• Study text:
Step 1 (Optional but recommended) Install Anaconda and create a new environment, then activate it.

conda create -n pangolin-test python=3.12
conda activate pangolin-test

(If you are a Python expert, you could also use any other Python virtual environment tools, but Python 3.11 or higher is required.)

Step 2 Download pangolin source code and extract it. You could do this in either of the following ways:

  1. Go to https://github.com/justindomke/pangolin in your browser, then click on "Code" and then "Download zip". Then double-click the file to extract it and past the contents wherever you want to store them.

  2. Type the following at the command line (assumes you have wget and unzip installed):

    cd path/to/wherever/
    wget https://github.com/justindomke/pangolin/archive/refs/heads/main.zip
    unzip main.zip
    

Step 3. Install required packages. At the command line, go to wherever you put the pangolin source code, and type the following:

pip install -r pangolin-main/requirements.txt

Step 4. Install pangolin from local directory. At the command line, go to wherever you put the pangolin source code, and type the following:

pip install pangolin-main/

At this point, technically you're done. But let's test to make sure installation worked.

• Tasks and exercises:
1) In the pangolin installation guide, what Python version is required if another virtual environment tool is used instead of Anaconda?
2) Resume the pangolin installation guide after its last sentence.
The data is not needed for these tasks.

• The data:
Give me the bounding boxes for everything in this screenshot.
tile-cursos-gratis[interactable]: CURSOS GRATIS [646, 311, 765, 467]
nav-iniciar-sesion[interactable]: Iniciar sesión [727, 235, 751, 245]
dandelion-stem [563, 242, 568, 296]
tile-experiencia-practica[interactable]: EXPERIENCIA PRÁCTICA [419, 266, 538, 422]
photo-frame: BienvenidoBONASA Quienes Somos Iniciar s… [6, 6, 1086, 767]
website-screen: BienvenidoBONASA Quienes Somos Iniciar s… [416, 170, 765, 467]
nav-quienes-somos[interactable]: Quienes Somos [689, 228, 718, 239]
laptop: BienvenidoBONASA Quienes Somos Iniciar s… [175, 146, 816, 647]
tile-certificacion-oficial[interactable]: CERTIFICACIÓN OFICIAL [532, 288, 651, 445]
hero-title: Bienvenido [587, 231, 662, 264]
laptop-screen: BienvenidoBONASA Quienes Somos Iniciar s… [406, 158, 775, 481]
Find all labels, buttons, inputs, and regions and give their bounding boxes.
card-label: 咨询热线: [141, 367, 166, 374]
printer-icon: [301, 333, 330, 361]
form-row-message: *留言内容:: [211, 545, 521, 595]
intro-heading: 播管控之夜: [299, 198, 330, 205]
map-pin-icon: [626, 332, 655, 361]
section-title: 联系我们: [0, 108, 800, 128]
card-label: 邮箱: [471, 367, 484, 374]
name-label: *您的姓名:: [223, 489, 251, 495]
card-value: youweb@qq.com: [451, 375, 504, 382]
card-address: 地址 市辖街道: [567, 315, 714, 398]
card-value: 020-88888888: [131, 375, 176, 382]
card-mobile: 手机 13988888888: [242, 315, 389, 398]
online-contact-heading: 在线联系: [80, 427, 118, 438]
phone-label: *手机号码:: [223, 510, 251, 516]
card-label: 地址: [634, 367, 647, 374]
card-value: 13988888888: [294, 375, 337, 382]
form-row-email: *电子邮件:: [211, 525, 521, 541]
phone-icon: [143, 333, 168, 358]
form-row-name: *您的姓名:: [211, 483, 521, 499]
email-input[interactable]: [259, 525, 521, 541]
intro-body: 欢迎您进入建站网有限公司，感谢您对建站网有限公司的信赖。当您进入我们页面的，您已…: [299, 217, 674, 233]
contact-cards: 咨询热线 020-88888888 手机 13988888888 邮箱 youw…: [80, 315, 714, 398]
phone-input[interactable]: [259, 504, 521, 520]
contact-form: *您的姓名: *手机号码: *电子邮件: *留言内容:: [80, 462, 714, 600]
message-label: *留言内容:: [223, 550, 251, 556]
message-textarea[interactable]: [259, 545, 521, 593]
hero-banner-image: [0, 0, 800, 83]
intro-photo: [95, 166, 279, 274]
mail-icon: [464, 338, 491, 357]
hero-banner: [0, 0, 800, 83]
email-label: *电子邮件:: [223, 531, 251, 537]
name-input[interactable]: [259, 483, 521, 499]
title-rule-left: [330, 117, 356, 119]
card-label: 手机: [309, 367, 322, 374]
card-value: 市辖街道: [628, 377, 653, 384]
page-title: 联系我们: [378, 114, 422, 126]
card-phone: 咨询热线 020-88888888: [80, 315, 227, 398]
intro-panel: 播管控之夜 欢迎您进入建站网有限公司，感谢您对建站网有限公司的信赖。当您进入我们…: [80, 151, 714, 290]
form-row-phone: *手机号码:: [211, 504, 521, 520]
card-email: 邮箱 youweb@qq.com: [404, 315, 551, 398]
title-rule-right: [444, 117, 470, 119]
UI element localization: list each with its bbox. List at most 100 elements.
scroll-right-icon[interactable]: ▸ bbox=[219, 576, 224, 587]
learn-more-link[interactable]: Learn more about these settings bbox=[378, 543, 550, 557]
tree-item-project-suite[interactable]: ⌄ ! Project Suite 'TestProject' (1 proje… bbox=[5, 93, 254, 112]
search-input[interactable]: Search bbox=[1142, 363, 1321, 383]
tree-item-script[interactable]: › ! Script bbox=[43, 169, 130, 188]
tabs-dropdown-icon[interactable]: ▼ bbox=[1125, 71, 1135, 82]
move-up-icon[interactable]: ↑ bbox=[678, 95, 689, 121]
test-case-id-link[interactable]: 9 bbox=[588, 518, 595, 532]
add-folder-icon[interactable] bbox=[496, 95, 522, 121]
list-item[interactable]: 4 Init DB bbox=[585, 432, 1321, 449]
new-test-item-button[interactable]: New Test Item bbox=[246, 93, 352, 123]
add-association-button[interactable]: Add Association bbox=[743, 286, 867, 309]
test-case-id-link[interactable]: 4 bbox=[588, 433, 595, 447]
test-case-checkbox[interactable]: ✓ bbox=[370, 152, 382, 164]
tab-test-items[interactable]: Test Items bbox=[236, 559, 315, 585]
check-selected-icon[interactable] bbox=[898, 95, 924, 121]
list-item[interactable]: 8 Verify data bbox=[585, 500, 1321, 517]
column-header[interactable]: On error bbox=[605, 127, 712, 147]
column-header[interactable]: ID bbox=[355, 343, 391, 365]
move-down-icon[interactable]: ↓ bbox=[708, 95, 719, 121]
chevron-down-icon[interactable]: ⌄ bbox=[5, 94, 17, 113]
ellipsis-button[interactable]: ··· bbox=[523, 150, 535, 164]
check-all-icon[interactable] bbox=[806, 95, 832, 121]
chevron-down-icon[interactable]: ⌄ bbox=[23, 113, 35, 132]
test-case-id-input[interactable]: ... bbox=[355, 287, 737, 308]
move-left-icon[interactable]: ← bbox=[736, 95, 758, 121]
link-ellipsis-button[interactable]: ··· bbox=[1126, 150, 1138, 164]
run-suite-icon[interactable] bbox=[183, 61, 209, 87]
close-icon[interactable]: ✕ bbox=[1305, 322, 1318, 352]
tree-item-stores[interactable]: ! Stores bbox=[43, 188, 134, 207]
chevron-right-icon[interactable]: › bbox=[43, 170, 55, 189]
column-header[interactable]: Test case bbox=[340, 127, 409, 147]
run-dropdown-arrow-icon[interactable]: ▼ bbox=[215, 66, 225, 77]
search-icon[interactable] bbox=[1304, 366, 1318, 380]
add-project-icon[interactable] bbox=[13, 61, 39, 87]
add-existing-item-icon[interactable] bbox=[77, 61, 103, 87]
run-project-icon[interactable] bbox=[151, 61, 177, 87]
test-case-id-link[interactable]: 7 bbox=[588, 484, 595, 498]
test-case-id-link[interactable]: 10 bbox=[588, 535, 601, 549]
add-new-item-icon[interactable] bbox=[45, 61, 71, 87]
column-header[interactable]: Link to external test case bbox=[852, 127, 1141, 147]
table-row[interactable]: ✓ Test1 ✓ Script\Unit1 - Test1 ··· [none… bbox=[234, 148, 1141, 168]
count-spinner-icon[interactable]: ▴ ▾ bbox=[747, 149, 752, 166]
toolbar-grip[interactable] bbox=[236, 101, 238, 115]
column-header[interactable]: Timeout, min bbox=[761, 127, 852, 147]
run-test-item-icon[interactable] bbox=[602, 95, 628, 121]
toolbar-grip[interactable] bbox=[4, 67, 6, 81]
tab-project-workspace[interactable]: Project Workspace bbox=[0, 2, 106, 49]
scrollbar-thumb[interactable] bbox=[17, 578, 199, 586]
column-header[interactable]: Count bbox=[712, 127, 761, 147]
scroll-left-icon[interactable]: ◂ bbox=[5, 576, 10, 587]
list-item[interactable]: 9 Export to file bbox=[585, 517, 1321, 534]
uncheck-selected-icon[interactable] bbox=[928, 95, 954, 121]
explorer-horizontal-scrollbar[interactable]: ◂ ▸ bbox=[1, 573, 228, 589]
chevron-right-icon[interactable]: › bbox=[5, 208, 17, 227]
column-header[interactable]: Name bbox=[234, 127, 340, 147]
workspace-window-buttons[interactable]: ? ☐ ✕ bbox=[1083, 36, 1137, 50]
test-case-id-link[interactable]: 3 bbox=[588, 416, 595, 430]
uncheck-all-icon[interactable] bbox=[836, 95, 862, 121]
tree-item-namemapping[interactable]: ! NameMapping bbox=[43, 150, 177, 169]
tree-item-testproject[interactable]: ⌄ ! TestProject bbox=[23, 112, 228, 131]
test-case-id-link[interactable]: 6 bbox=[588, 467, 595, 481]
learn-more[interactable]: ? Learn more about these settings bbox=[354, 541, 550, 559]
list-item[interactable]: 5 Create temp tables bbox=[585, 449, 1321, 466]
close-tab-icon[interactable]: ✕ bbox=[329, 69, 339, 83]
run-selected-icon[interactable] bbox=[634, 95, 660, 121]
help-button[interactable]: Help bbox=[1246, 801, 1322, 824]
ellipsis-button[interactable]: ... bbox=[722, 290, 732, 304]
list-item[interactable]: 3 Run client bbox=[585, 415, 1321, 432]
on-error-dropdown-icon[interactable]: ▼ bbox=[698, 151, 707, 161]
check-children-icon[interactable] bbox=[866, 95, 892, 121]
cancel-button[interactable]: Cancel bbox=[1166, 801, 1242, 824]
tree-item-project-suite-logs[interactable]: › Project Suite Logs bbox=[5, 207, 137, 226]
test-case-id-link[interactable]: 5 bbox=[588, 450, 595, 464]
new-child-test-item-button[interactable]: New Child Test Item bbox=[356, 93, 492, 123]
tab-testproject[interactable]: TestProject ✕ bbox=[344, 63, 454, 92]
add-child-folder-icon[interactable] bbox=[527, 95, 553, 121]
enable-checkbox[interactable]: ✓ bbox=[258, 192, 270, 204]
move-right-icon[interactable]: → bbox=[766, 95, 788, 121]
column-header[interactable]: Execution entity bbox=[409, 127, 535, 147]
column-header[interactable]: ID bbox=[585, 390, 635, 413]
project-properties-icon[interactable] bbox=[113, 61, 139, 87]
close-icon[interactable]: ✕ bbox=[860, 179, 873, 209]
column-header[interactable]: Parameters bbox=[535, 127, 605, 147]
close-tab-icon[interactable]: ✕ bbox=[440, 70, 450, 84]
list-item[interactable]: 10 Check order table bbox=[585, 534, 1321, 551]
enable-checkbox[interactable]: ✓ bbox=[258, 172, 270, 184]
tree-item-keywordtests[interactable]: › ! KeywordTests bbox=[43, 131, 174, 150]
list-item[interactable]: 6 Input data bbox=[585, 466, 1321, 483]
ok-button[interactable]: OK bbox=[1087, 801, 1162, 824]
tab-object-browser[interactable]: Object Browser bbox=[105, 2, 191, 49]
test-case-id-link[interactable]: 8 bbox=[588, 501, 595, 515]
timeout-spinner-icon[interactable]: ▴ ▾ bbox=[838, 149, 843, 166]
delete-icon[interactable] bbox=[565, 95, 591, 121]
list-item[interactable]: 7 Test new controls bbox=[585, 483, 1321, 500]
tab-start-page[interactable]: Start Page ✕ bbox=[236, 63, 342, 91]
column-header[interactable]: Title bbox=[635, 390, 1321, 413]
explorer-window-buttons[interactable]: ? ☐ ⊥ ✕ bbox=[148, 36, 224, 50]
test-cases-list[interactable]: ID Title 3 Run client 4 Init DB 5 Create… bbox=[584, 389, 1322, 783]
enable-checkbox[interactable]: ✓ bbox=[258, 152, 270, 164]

• Activity answers:
1) Python 3.11 or higher.

2)
Step 5. Start Python make sure Pangolin works.

% python
Python 3.12.4
Type "help", "copyright", "credits" or "license" for more information.
>>> import pangolin as pg
>>> x = pg.normal(0,1)
>>> pg.print_upstream(x)

You should see something like this:

shape | statement
----- | ---------
()    | a = 0
()    | b = 1
()    | c ~ normal(a,b)

Step 6. Make sure that Pangolin's dependencies (Jax and NumPyro) are correctly installed. Start Python and do:

import numpyro
import jax

def model():
    x = numpyro.sample('x',numpyro.distributions.Normal(0,1))
    
mcmc = numpyro.infer.MCMC(numpyro.infer.NUTS(model), num_warmup=100, num_samples=100)
mcmc.run(jax.random.PRNGKey(0))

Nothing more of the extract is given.